INFORMATION GIVEN -
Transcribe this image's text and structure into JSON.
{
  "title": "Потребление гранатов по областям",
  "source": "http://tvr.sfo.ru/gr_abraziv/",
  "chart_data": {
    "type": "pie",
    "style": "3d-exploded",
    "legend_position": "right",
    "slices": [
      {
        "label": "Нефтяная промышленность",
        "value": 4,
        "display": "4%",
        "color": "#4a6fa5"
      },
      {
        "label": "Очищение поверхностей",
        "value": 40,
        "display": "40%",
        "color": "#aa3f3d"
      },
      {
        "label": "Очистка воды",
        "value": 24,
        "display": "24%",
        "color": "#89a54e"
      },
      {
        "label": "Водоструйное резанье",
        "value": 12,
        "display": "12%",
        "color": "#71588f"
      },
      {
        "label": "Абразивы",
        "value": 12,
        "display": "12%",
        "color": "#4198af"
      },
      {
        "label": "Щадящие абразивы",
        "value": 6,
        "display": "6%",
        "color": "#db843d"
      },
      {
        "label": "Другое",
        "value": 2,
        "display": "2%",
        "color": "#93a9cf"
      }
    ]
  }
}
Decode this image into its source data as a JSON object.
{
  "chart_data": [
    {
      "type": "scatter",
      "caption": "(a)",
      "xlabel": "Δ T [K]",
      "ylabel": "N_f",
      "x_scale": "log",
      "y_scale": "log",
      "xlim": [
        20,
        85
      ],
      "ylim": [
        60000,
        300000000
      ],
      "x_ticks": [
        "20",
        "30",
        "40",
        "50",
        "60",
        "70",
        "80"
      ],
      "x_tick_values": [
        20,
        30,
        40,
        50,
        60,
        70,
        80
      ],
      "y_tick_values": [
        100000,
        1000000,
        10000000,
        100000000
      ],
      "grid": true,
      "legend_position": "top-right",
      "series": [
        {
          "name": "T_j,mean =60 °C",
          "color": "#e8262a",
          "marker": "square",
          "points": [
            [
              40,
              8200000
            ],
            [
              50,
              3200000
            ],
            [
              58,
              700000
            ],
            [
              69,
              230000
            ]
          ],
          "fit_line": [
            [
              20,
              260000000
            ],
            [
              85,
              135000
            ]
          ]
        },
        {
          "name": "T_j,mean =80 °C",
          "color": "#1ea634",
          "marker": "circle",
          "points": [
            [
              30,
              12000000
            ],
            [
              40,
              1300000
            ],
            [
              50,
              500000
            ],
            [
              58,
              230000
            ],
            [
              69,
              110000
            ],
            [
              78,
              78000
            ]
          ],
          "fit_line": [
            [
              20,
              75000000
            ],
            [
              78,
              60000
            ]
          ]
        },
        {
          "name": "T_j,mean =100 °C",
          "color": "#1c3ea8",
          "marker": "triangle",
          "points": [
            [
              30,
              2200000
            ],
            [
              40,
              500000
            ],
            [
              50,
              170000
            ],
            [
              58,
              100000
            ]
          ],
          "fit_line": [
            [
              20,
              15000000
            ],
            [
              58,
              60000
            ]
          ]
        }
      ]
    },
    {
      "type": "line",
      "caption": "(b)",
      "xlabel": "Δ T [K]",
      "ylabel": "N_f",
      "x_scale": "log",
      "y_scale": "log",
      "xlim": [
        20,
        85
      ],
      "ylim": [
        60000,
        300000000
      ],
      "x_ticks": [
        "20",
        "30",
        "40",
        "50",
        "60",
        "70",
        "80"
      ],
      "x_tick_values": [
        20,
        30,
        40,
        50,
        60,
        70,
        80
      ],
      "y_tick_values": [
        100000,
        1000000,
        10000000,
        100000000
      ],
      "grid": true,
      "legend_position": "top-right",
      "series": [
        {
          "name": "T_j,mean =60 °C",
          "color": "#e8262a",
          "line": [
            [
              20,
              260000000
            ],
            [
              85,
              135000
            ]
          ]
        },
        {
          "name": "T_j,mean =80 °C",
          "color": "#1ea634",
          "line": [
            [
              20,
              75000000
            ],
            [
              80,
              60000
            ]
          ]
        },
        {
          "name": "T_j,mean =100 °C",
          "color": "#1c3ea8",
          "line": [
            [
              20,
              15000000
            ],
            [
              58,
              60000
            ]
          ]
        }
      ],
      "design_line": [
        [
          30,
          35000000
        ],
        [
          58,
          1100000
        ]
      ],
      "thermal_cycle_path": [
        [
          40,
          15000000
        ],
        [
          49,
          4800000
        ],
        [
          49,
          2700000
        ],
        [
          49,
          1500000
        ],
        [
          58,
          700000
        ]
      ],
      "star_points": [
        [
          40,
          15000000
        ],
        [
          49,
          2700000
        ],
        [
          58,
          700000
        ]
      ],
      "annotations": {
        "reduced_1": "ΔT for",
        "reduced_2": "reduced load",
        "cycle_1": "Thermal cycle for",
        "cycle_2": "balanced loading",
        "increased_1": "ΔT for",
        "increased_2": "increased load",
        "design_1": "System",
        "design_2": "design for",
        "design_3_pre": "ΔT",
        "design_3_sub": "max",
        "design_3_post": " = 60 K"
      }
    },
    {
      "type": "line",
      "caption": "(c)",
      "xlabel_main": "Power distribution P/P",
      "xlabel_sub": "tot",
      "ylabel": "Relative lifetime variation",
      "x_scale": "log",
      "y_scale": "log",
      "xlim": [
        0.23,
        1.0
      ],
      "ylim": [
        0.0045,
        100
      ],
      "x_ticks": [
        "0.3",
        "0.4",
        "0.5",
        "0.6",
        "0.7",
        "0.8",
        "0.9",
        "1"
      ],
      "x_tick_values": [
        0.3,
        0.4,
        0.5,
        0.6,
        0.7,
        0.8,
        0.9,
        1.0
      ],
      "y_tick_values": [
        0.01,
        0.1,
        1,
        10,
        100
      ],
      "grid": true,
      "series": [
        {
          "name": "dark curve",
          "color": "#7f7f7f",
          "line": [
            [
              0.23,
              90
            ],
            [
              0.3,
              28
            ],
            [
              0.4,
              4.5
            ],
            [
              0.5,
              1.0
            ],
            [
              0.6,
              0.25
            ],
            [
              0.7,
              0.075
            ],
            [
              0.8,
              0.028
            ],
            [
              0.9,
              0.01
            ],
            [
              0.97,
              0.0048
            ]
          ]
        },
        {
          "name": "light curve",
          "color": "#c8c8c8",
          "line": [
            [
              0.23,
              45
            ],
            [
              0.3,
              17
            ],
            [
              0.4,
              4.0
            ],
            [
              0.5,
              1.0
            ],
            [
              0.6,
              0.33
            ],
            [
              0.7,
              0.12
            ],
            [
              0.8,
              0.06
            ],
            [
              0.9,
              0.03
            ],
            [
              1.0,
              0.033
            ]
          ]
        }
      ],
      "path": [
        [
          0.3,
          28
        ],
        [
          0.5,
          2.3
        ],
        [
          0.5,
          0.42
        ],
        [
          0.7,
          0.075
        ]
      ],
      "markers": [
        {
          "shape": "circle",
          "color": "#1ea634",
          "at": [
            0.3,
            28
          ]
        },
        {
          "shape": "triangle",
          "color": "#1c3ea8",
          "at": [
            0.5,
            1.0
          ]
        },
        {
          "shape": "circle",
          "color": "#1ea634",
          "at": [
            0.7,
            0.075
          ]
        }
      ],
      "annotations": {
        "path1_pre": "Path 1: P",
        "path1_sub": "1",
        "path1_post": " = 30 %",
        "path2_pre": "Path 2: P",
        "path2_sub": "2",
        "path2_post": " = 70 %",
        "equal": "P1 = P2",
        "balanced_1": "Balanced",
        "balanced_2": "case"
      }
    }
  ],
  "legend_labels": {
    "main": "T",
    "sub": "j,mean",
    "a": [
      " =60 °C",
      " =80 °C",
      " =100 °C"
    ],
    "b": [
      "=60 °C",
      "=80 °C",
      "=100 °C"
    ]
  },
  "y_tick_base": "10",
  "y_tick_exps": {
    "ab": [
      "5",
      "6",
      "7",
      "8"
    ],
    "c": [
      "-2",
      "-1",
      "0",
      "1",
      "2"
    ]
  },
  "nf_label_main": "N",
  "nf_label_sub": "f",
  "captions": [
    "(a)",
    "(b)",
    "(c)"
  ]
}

YOUR INSTRUCTIONS -
Show every line of the listing in which the string "display" can be found.

THE COMPLETED TASK -
        "display": "4%",
        "display": "40%",
        "display": "24%",
        "display": "12%",
        "display": "12%",
        "display": "6%",
        "display": "2%",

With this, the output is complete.